[Dataset records]
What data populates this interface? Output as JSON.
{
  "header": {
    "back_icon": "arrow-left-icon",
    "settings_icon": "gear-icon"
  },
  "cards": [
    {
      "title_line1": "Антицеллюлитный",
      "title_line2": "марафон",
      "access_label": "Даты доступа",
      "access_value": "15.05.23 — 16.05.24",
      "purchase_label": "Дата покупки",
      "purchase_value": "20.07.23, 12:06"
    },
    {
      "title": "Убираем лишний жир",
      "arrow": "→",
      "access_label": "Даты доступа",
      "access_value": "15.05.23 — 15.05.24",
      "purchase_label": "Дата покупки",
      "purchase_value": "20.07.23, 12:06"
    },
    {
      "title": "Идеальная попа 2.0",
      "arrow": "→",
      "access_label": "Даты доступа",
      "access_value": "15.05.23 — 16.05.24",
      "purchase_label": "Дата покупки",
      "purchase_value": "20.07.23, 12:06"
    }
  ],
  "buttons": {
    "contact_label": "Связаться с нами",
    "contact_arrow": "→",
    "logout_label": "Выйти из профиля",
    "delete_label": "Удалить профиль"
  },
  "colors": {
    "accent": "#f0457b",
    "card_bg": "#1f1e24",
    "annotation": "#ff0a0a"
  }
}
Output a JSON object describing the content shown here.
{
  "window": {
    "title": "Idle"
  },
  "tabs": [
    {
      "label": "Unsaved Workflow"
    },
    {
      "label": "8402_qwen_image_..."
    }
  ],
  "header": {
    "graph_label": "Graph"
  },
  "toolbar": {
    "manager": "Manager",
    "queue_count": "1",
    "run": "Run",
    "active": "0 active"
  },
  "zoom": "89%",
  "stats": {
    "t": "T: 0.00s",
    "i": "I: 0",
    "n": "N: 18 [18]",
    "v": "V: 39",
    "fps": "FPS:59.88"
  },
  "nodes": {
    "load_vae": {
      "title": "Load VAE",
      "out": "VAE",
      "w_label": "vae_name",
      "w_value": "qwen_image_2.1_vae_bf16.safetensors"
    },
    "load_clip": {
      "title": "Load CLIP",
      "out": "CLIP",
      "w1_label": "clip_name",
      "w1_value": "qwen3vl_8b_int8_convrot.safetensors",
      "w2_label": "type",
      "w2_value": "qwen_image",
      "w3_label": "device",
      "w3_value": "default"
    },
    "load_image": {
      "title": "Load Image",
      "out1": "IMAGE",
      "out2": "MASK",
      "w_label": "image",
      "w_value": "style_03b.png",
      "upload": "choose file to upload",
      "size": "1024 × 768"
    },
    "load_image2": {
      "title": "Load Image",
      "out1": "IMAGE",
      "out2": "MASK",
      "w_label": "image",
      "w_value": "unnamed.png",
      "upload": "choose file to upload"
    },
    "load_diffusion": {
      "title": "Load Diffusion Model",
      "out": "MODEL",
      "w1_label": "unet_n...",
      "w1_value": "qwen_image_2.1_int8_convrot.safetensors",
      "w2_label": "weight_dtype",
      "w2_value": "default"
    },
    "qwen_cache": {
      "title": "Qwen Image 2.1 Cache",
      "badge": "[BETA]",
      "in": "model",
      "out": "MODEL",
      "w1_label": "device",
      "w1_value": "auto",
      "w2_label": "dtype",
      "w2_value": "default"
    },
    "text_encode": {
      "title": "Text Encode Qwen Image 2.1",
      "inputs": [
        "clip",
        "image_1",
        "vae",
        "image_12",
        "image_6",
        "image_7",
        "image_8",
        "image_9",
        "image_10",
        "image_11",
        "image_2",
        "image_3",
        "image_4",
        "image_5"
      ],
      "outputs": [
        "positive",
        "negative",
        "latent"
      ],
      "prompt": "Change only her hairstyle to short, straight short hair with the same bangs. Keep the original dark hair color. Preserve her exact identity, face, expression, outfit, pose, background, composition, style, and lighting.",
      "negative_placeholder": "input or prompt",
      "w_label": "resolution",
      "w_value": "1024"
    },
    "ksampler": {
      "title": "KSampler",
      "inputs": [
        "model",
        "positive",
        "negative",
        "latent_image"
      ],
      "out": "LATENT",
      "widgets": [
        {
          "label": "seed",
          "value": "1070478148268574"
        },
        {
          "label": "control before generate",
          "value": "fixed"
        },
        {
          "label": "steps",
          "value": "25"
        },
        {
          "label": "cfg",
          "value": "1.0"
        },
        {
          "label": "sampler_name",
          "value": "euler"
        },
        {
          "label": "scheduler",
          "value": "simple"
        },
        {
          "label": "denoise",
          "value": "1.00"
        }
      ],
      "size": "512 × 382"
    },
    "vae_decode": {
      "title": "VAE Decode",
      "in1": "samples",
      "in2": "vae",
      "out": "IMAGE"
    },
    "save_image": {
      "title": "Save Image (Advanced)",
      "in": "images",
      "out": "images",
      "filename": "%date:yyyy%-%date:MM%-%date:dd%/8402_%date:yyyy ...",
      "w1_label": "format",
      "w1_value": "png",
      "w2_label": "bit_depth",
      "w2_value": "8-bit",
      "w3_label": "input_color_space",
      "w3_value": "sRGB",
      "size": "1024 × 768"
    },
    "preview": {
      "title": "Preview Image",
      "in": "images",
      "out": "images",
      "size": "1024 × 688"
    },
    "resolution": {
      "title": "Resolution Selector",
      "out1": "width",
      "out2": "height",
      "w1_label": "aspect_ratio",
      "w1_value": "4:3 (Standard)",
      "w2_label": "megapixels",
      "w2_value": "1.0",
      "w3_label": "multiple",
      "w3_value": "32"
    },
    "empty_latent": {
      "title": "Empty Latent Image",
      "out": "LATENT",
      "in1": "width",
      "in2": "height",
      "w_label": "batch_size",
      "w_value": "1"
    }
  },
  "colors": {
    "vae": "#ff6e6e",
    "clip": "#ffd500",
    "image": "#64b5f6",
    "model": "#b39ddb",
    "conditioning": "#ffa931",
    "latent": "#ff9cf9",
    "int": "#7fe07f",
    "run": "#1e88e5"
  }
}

§ Goal of the exercise
Which lines contain the word "prompt"? Copy each one.

§ Task answer
      "prompt": "Change only her hairstyle to short, straight short hair with the same bangs. Keep the original dark hair color. Preserve her exact identity, face, expression, outfit, pose, background, composition, style, and lighting.",
      "negative_placeholder": "input or prompt",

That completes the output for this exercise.